Task: Work through the data and report how many lines include the string "that", giving the number alone.

Entries taken from a collection:

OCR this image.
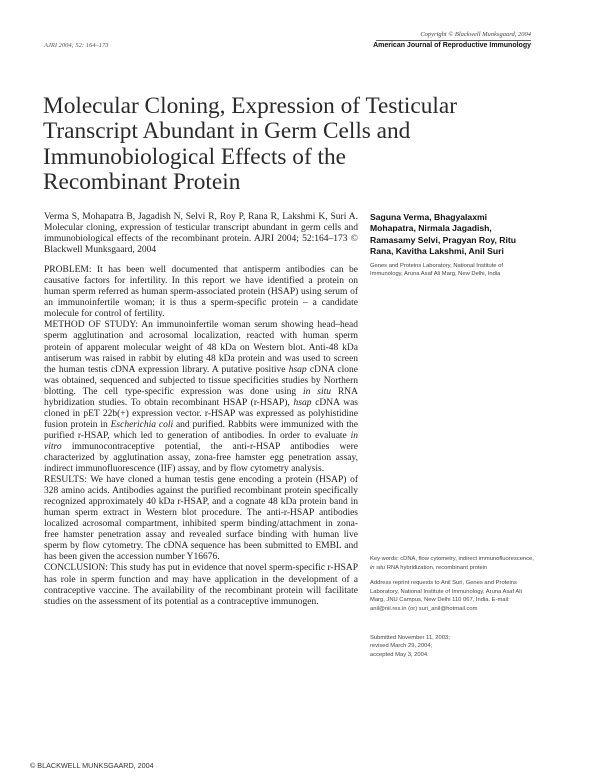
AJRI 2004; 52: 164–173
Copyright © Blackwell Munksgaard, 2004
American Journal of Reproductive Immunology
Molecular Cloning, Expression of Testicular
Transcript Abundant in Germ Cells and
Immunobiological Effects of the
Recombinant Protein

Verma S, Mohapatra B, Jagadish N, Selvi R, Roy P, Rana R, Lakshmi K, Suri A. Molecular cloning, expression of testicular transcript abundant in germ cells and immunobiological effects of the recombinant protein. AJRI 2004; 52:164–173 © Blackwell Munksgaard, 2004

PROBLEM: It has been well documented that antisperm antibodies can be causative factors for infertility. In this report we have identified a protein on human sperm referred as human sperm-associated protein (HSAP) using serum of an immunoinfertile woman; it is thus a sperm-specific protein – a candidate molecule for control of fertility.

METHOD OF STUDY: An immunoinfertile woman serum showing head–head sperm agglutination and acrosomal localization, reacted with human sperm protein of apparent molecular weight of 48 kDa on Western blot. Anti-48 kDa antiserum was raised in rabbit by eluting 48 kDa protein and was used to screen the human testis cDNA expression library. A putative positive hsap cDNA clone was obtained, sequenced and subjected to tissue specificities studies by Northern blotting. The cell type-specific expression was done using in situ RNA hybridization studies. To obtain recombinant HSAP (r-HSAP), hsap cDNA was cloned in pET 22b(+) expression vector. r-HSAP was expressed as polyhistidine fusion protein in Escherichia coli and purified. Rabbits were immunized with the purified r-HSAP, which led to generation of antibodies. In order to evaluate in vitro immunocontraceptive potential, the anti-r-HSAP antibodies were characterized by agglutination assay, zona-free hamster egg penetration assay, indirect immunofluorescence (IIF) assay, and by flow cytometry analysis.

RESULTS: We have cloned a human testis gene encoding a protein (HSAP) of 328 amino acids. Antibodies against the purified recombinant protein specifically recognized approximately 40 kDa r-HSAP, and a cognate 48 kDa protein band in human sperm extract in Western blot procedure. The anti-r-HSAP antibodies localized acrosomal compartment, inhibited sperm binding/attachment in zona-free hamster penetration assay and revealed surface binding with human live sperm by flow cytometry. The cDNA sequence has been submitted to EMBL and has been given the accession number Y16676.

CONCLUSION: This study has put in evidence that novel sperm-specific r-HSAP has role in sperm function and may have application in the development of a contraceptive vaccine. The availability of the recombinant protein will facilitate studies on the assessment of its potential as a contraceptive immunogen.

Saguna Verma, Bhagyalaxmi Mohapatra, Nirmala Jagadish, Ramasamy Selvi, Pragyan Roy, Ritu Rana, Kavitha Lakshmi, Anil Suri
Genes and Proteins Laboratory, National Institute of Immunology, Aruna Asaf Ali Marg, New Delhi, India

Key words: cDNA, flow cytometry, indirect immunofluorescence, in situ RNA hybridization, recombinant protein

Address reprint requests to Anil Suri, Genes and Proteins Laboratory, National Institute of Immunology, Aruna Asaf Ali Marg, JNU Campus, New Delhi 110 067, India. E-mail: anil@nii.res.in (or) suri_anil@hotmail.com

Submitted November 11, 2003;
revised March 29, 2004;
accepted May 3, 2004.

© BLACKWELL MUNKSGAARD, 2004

The completed task: 2